## [PROMPT]
Set out each line from the following listing that includes the word "History".

[Rows from a dataset]

· · · ·

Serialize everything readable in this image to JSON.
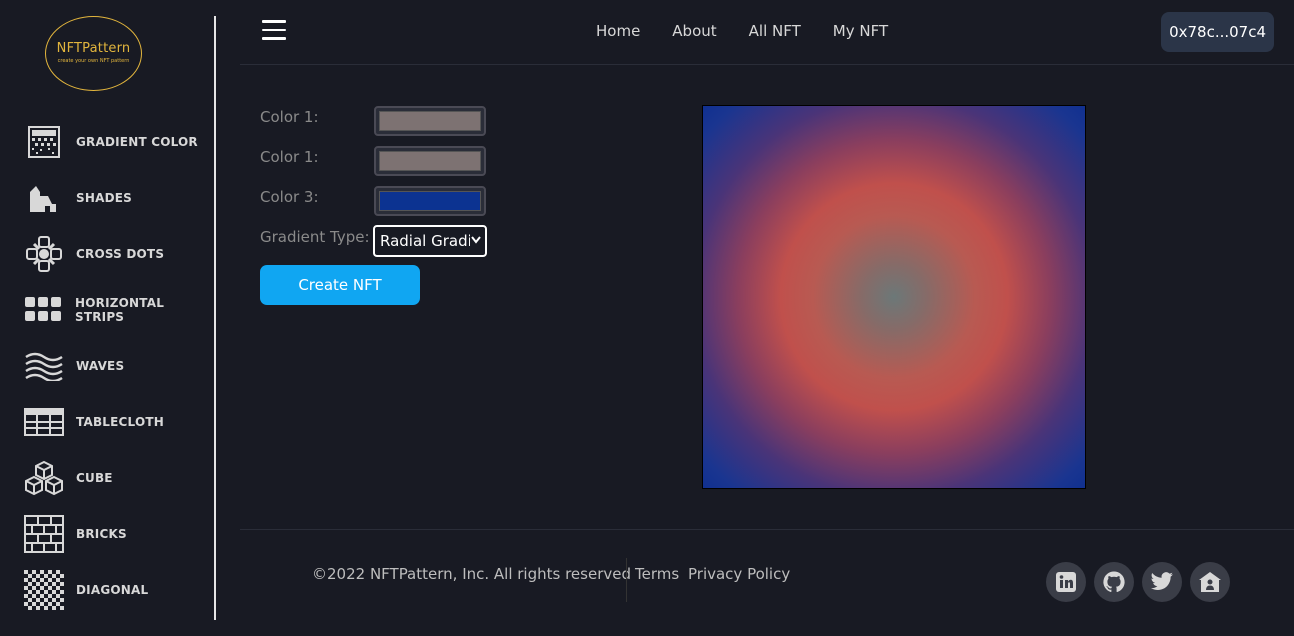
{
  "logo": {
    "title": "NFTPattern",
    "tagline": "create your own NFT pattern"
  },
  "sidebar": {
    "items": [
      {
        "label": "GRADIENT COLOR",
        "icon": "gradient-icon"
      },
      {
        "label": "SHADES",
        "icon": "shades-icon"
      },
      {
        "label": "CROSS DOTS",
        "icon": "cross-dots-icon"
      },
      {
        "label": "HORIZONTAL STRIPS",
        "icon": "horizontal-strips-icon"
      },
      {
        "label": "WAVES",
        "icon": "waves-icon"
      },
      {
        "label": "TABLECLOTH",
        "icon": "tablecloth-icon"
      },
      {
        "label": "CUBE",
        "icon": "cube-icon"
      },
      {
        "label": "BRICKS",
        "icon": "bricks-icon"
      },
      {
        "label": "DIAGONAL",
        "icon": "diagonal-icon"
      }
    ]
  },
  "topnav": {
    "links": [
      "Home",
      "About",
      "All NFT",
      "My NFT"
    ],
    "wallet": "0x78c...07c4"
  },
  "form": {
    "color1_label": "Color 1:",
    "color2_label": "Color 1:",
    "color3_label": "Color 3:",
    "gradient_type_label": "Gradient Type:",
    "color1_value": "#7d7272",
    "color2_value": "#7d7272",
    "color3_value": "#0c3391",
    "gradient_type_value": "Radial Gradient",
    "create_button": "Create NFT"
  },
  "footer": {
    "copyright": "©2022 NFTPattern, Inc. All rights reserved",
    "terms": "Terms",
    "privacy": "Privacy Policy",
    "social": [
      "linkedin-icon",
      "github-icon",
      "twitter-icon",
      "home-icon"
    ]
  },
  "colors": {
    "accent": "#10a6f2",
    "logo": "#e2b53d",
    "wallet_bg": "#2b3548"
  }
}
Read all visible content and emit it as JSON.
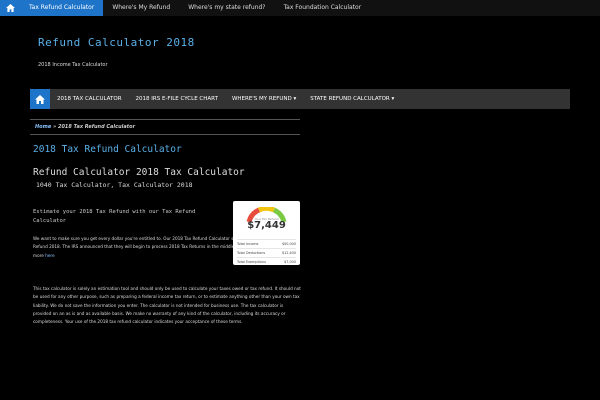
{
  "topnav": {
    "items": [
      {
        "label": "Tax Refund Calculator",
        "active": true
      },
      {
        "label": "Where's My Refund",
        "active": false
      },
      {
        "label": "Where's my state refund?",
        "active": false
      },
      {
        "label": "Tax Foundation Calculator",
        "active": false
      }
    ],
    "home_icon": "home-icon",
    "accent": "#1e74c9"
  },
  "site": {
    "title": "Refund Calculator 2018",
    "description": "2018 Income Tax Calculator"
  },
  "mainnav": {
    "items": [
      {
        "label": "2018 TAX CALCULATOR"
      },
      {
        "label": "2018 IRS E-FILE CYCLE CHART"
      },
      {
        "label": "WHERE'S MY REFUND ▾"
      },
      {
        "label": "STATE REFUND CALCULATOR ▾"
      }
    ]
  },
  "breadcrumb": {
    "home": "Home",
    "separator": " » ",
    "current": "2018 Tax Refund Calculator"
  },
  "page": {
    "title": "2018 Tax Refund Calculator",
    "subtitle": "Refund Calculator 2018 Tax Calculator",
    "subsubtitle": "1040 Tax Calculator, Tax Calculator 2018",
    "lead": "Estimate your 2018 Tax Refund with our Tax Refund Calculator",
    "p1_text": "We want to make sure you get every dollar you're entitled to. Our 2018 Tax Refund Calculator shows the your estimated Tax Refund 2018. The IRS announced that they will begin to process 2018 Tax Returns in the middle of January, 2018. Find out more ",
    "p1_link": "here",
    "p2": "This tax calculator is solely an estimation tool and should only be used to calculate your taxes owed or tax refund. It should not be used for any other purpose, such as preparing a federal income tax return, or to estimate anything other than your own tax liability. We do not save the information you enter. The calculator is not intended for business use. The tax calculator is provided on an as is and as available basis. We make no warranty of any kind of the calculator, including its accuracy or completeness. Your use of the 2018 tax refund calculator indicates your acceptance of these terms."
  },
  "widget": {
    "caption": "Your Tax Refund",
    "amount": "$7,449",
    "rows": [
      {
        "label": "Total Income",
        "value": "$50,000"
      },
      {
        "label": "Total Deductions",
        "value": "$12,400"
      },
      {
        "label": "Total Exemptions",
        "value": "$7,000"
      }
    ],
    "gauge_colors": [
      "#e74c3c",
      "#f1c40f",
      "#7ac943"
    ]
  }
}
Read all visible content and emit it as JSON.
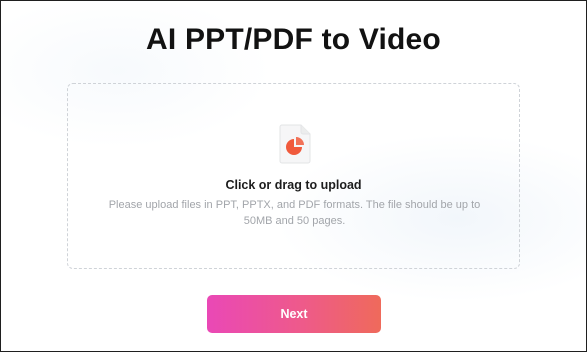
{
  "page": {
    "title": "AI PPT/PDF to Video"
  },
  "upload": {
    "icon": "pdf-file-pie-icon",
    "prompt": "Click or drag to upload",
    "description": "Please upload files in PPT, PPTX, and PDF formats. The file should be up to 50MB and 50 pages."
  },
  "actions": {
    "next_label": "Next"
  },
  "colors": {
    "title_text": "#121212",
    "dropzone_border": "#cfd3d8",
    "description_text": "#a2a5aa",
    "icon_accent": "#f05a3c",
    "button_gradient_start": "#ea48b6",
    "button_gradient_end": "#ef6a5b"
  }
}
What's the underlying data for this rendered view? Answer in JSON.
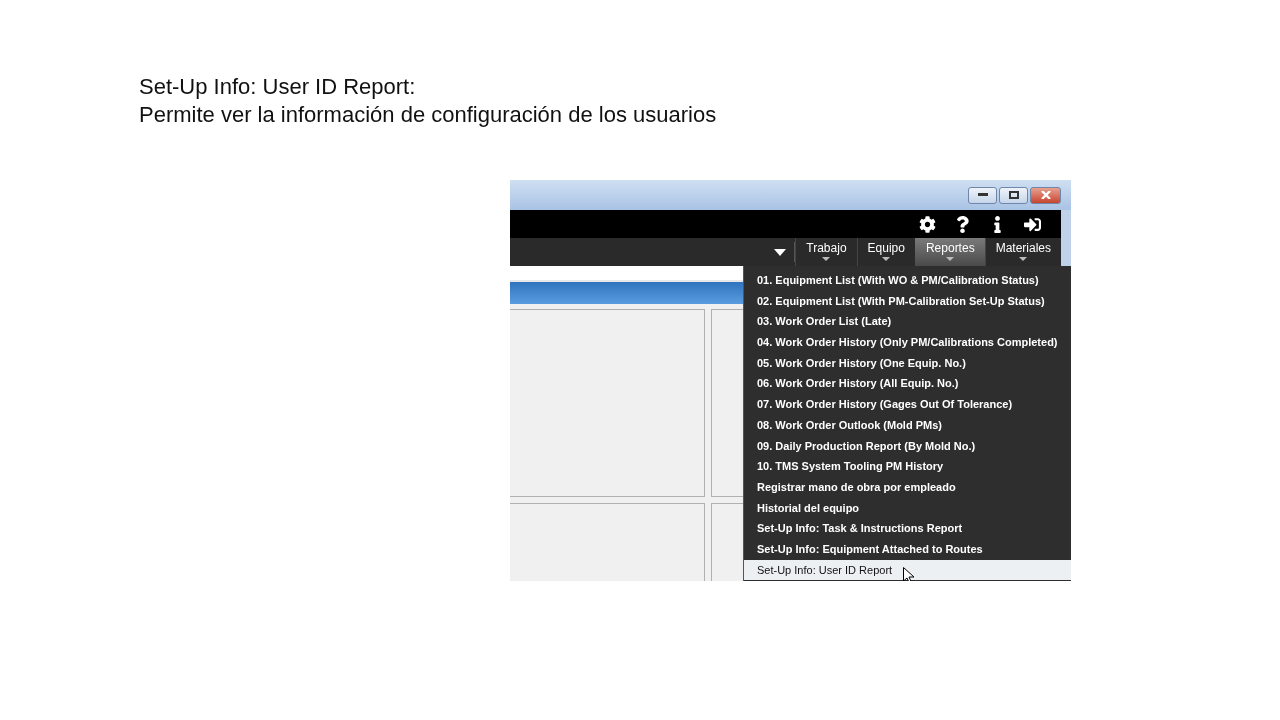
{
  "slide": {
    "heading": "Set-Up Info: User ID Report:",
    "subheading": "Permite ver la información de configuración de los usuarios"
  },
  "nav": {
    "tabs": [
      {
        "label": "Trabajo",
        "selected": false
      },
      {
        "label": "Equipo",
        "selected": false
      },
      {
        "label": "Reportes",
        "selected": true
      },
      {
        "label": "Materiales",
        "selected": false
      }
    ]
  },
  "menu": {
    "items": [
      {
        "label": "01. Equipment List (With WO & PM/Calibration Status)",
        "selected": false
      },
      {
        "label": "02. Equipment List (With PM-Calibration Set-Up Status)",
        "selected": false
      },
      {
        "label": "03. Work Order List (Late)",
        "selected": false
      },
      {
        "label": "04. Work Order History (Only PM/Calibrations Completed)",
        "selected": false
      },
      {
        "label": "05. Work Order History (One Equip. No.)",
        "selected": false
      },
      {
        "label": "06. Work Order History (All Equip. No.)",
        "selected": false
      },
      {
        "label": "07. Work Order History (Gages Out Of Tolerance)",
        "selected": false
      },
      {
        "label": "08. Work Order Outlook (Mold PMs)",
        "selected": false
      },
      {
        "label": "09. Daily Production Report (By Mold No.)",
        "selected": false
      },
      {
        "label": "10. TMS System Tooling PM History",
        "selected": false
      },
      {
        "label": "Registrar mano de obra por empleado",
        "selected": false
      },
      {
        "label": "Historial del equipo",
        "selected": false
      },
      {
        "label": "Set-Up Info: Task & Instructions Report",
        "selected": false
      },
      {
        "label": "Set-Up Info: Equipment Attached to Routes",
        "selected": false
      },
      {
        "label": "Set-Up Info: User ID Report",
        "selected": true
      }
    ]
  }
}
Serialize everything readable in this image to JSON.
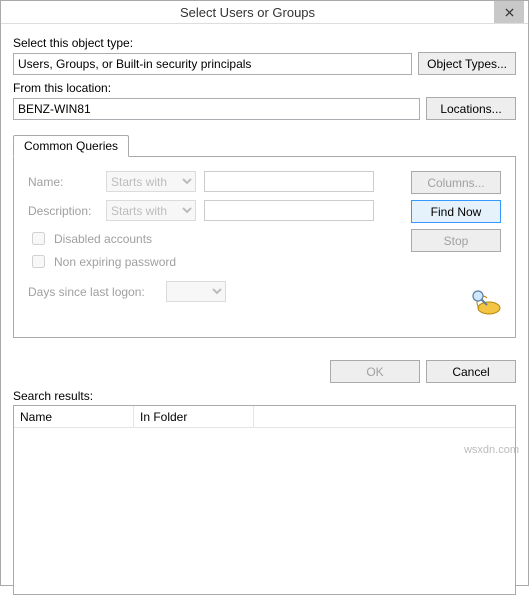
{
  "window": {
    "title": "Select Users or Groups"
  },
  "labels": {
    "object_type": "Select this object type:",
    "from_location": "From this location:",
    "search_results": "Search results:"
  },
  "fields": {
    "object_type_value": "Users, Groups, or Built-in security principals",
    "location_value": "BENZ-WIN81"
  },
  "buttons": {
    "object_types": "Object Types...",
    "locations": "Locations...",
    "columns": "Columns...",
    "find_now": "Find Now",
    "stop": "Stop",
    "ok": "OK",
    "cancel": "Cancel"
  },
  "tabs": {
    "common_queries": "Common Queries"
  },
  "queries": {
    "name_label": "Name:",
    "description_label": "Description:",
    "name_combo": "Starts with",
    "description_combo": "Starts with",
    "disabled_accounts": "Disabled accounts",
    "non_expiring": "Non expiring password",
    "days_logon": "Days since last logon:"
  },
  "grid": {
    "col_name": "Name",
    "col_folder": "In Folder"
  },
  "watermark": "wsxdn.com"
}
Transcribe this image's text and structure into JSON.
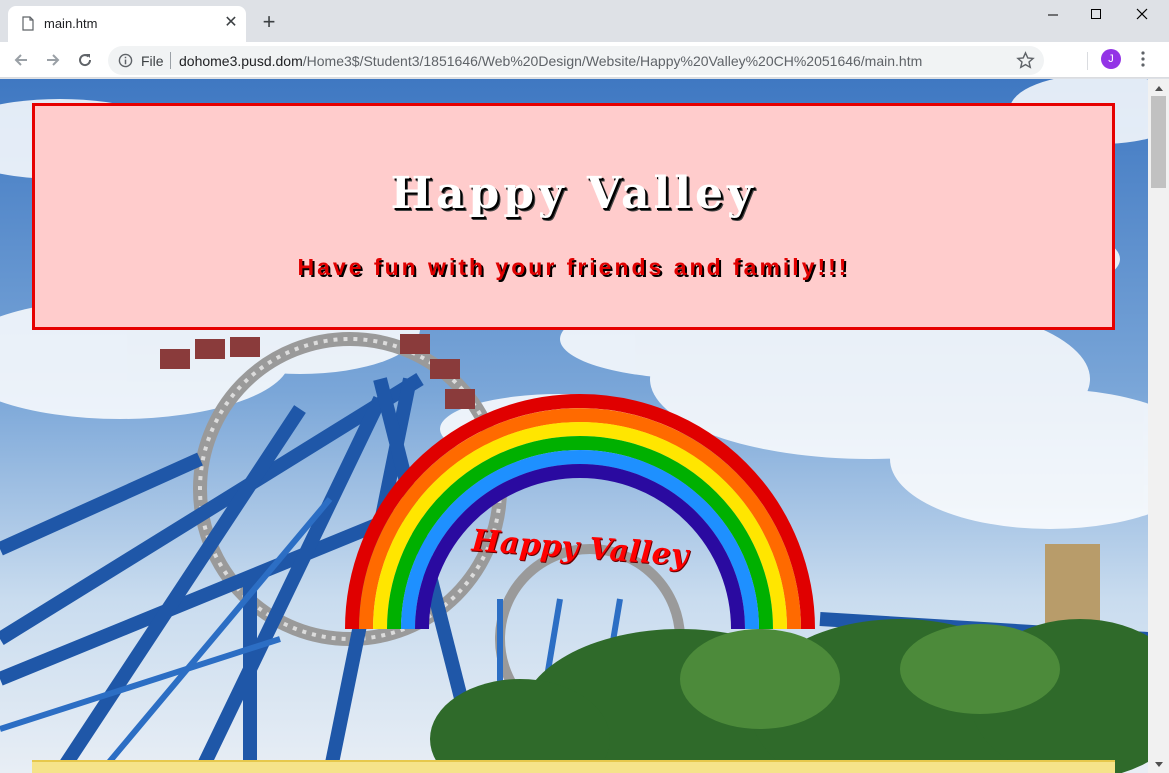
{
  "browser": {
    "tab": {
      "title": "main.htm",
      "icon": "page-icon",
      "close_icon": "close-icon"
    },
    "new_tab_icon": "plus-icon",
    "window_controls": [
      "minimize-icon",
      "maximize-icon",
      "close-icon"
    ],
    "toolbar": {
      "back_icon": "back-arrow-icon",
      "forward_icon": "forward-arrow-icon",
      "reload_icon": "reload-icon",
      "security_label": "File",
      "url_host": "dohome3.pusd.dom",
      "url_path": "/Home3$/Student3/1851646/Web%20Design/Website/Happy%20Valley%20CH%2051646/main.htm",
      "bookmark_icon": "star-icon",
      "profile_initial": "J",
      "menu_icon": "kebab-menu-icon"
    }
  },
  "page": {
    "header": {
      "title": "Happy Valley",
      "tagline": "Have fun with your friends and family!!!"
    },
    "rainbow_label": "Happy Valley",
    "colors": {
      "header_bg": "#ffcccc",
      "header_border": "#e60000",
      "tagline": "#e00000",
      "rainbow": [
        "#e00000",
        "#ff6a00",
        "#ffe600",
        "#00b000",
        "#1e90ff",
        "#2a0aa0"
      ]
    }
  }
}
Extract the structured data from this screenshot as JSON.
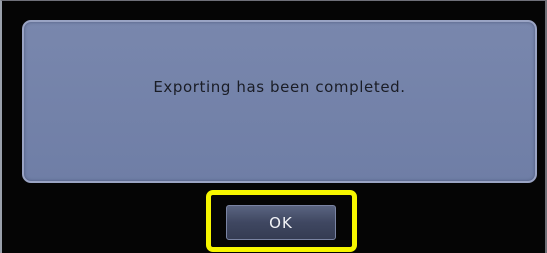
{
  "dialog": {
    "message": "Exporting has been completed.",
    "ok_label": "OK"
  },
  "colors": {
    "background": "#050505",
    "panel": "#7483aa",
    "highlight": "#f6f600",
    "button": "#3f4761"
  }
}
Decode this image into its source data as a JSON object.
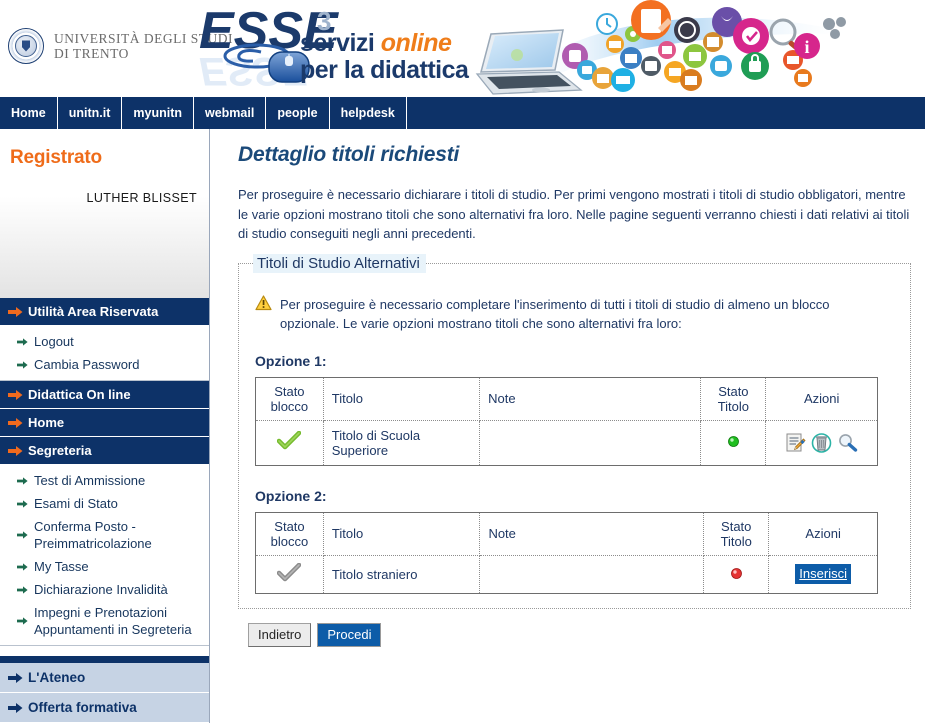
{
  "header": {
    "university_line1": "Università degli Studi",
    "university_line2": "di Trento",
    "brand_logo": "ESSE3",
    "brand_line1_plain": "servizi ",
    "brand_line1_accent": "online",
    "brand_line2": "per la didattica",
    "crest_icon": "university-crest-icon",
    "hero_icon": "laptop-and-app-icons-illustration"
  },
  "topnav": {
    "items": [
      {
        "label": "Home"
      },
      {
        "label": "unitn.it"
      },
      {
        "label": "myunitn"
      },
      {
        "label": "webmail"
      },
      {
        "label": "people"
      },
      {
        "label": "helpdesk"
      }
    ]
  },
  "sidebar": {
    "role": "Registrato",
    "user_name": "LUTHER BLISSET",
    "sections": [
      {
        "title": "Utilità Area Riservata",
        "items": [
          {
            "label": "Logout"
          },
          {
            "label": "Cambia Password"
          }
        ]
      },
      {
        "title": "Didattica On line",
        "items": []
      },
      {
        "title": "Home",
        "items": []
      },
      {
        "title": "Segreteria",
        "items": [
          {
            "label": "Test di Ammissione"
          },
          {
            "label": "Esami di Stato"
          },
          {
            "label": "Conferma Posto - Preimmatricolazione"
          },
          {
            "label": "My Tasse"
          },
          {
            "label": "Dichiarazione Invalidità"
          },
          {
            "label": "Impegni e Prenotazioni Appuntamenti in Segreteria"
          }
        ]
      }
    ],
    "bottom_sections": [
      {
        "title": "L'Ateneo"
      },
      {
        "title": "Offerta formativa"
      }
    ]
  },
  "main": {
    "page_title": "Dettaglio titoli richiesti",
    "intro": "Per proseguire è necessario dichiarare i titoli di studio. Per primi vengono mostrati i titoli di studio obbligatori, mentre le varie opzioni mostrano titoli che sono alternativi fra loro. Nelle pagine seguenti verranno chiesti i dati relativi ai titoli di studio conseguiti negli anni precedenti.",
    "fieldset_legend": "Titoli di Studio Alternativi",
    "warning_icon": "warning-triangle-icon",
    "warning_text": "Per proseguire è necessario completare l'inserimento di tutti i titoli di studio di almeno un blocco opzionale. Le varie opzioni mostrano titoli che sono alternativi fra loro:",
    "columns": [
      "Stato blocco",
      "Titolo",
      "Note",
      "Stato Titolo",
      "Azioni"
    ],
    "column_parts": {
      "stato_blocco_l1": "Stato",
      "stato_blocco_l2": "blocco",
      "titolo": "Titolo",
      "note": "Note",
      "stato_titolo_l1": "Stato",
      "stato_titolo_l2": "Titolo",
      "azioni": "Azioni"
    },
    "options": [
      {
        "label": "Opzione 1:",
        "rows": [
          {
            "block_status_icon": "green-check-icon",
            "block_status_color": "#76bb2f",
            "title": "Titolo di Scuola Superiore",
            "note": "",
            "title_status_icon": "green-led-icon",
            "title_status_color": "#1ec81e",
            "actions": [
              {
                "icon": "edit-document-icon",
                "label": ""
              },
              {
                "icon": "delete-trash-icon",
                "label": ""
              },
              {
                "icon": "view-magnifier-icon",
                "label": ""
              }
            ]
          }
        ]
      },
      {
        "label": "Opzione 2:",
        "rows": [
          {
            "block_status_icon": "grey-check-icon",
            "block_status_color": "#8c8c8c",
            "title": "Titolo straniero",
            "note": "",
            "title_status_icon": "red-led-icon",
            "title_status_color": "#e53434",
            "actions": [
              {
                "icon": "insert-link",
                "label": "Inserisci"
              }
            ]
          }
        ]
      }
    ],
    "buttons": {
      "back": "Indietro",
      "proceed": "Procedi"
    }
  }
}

· · · ·

## [REPLY]
        "label": "04. Work Order History (Only PM/Calibrations Completed)",
        "label": "05. Work Order History (One Equip. No.)",
        "label": "06. Work Order History (All Equip. No.)",
        "label": "07. Work Order History (Gages Out Of Tolerance)",
        "label": "10. TMS System Tooling PM History",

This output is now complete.